**Data for processing**
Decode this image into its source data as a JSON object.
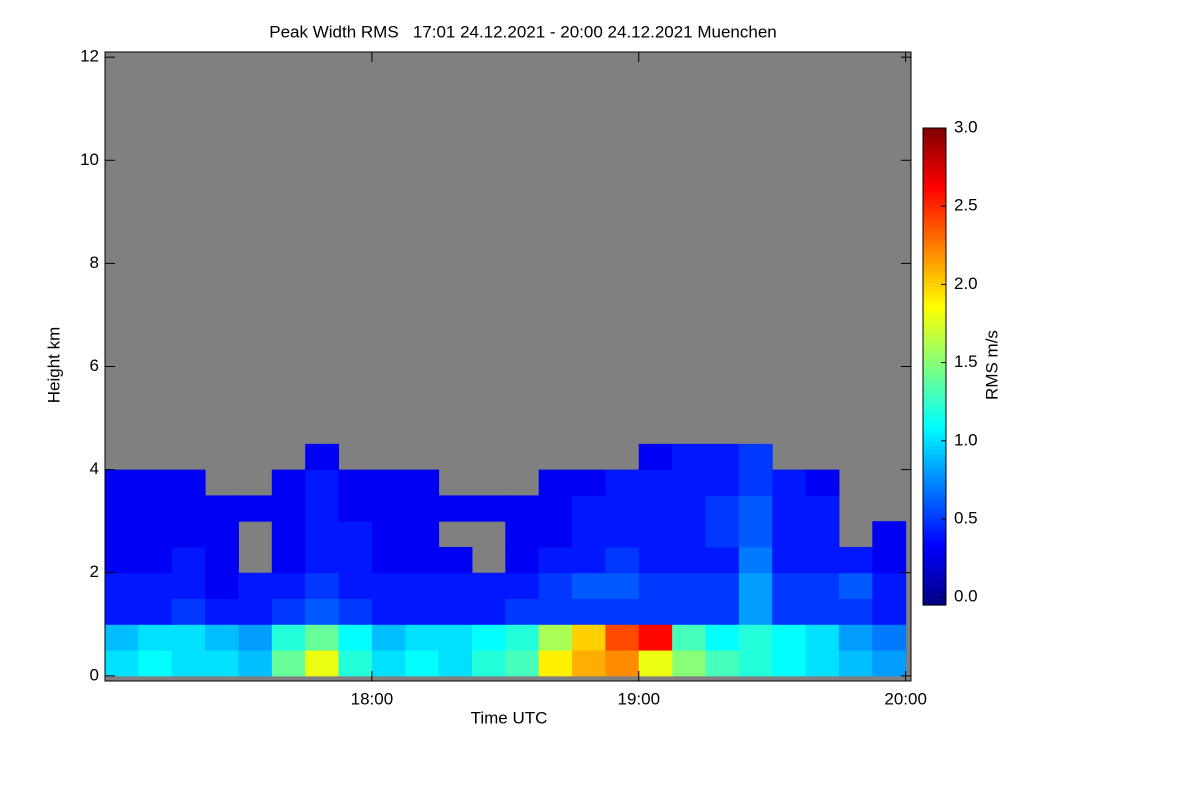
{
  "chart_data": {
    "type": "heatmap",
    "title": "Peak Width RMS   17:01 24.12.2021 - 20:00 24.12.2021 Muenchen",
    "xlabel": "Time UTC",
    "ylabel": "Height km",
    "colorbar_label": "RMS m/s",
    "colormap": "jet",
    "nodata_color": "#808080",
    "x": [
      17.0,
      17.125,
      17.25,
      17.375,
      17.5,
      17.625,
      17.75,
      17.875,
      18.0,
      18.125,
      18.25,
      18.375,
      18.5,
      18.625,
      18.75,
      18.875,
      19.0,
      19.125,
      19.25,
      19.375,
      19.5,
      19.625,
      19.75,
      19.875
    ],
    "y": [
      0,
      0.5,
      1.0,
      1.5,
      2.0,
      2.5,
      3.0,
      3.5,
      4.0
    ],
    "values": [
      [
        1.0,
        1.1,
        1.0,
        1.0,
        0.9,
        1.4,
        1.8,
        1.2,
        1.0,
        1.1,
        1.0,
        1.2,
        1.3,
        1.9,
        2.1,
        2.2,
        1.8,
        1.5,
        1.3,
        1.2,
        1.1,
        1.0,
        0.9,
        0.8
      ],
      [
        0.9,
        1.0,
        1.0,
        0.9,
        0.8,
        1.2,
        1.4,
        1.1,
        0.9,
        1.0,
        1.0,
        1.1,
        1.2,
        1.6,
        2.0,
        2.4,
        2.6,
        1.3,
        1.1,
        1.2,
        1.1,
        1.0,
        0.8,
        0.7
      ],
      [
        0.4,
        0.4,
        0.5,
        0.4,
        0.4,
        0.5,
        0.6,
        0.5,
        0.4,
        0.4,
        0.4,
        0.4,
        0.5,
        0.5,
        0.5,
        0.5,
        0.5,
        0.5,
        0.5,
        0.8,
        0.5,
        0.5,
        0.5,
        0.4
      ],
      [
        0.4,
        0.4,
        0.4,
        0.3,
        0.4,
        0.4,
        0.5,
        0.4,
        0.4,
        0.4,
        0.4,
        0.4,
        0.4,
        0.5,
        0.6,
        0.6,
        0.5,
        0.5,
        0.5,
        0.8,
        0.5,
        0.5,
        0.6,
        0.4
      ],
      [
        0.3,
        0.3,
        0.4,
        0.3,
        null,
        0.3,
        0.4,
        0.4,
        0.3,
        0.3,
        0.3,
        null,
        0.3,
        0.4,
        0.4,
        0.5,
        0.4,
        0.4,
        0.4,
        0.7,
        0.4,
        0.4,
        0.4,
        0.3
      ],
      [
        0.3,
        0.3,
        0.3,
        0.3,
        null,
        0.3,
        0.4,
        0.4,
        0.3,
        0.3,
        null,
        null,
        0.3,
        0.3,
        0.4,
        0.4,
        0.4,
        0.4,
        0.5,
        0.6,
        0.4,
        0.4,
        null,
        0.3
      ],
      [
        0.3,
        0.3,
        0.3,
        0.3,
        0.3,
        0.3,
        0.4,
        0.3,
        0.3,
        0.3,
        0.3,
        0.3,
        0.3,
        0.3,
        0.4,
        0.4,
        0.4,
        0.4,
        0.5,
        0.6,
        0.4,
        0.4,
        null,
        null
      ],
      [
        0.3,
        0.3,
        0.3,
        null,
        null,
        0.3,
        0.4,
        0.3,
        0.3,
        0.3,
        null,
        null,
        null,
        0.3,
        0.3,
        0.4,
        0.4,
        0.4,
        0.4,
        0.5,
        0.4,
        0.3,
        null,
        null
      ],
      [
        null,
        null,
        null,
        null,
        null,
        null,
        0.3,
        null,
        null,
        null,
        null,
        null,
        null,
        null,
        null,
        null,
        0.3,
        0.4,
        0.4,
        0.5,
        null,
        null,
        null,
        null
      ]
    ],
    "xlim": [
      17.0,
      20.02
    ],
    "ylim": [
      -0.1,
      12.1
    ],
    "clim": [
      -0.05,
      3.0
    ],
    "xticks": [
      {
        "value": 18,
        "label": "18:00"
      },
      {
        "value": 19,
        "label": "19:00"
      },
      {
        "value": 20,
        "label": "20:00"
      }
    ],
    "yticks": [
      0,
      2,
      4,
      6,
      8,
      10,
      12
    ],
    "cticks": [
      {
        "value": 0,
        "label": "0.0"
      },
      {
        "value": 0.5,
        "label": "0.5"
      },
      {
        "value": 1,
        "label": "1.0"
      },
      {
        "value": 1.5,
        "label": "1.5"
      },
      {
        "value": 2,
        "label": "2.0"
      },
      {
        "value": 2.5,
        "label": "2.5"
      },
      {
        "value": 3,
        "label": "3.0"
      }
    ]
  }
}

**Work to do**
Pictures are excluded; copy all other data exactly as shown.

**Solution to this exercise**
Decode this image into its source data as a JSON object.
{
  "chart_data": {
    "type": "heatmap",
    "title": "Peak Width RMS   17:01 24.12.2021 - 20:00 24.12.2021 Muenchen",
    "xlabel": "Time UTC",
    "ylabel": "Height km",
    "colorbar_label": "RMS m/s",
    "colormap": "jet",
    "nodata_color": "#808080",
    "x": [
      17.0,
      17.125,
      17.25,
      17.375,
      17.5,
      17.625,
      17.75,
      17.875,
      18.0,
      18.125,
      18.25,
      18.375,
      18.5,
      18.625,
      18.75,
      18.875,
      19.0,
      19.125,
      19.25,
      19.375,
      19.5,
      19.625,
      19.75,
      19.875
    ],
    "y": [
      0,
      0.5,
      1.0,
      1.5,
      2.0,
      2.5,
      3.0,
      3.5,
      4.0
    ],
    "values": [
      [
        1.0,
        1.1,
        1.0,
        1.0,
        0.9,
        1.4,
        1.8,
        1.2,
        1.0,
        1.1,
        1.0,
        1.2,
        1.3,
        1.9,
        2.1,
        2.2,
        1.8,
        1.5,
        1.3,
        1.2,
        1.1,
        1.0,
        0.9,
        0.8
      ],
      [
        0.9,
        1.0,
        1.0,
        0.9,
        0.8,
        1.2,
        1.4,
        1.1,
        0.9,
        1.0,
        1.0,
        1.1,
        1.2,
        1.6,
        2.0,
        2.4,
        2.6,
        1.3,
        1.1,
        1.2,
        1.1,
        1.0,
        0.8,
        0.7
      ],
      [
        0.4,
        0.4,
        0.5,
        0.4,
        0.4,
        0.5,
        0.6,
        0.5,
        0.4,
        0.4,
        0.4,
        0.4,
        0.5,
        0.5,
        0.5,
        0.5,
        0.5,
        0.5,
        0.5,
        0.8,
        0.5,
        0.5,
        0.5,
        0.4
      ],
      [
        0.4,
        0.4,
        0.4,
        0.3,
        0.4,
        0.4,
        0.5,
        0.4,
        0.4,
        0.4,
        0.4,
        0.4,
        0.4,
        0.5,
        0.6,
        0.6,
        0.5,
        0.5,
        0.5,
        0.8,
        0.5,
        0.5,
        0.6,
        0.4
      ],
      [
        0.3,
        0.3,
        0.4,
        0.3,
        null,
        0.3,
        0.4,
        0.4,
        0.3,
        0.3,
        0.3,
        null,
        0.3,
        0.4,
        0.4,
        0.5,
        0.4,
        0.4,
        0.4,
        0.7,
        0.4,
        0.4,
        0.4,
        0.3
      ],
      [
        0.3,
        0.3,
        0.3,
        0.3,
        null,
        0.3,
        0.4,
        0.4,
        0.3,
        0.3,
        null,
        null,
        0.3,
        0.3,
        0.4,
        0.4,
        0.4,
        0.4,
        0.5,
        0.6,
        0.4,
        0.4,
        null,
        0.3
      ],
      [
        0.3,
        0.3,
        0.3,
        0.3,
        0.3,
        0.3,
        0.4,
        0.3,
        0.3,
        0.3,
        0.3,
        0.3,
        0.3,
        0.3,
        0.4,
        0.4,
        0.4,
        0.4,
        0.5,
        0.6,
        0.4,
        0.4,
        null,
        null
      ],
      [
        0.3,
        0.3,
        0.3,
        null,
        null,
        0.3,
        0.4,
        0.3,
        0.3,
        0.3,
        null,
        null,
        null,
        0.3,
        0.3,
        0.4,
        0.4,
        0.4,
        0.4,
        0.5,
        0.4,
        0.3,
        null,
        null
      ],
      [
        null,
        null,
        null,
        null,
        null,
        null,
        0.3,
        null,
        null,
        null,
        null,
        null,
        null,
        null,
        null,
        null,
        0.3,
        0.4,
        0.4,
        0.5,
        null,
        null,
        null,
        null
      ]
    ],
    "xlim": [
      17.0,
      20.02
    ],
    "ylim": [
      -0.1,
      12.1
    ],
    "clim": [
      -0.05,
      3.0
    ],
    "xticks": [
      {
        "value": 18,
        "label": "18:00"
      },
      {
        "value": 19,
        "label": "19:00"
      },
      {
        "value": 20,
        "label": "20:00"
      }
    ],
    "yticks": [
      0,
      2,
      4,
      6,
      8,
      10,
      12
    ],
    "cticks": [
      {
        "value": 0,
        "label": "0.0"
      },
      {
        "value": 0.5,
        "label": "0.5"
      },
      {
        "value": 1,
        "label": "1.0"
      },
      {
        "value": 1.5,
        "label": "1.5"
      },
      {
        "value": 2,
        "label": "2.0"
      },
      {
        "value": 2.5,
        "label": "2.5"
      },
      {
        "value": 3,
        "label": "3.0"
      }
    ]
  }
}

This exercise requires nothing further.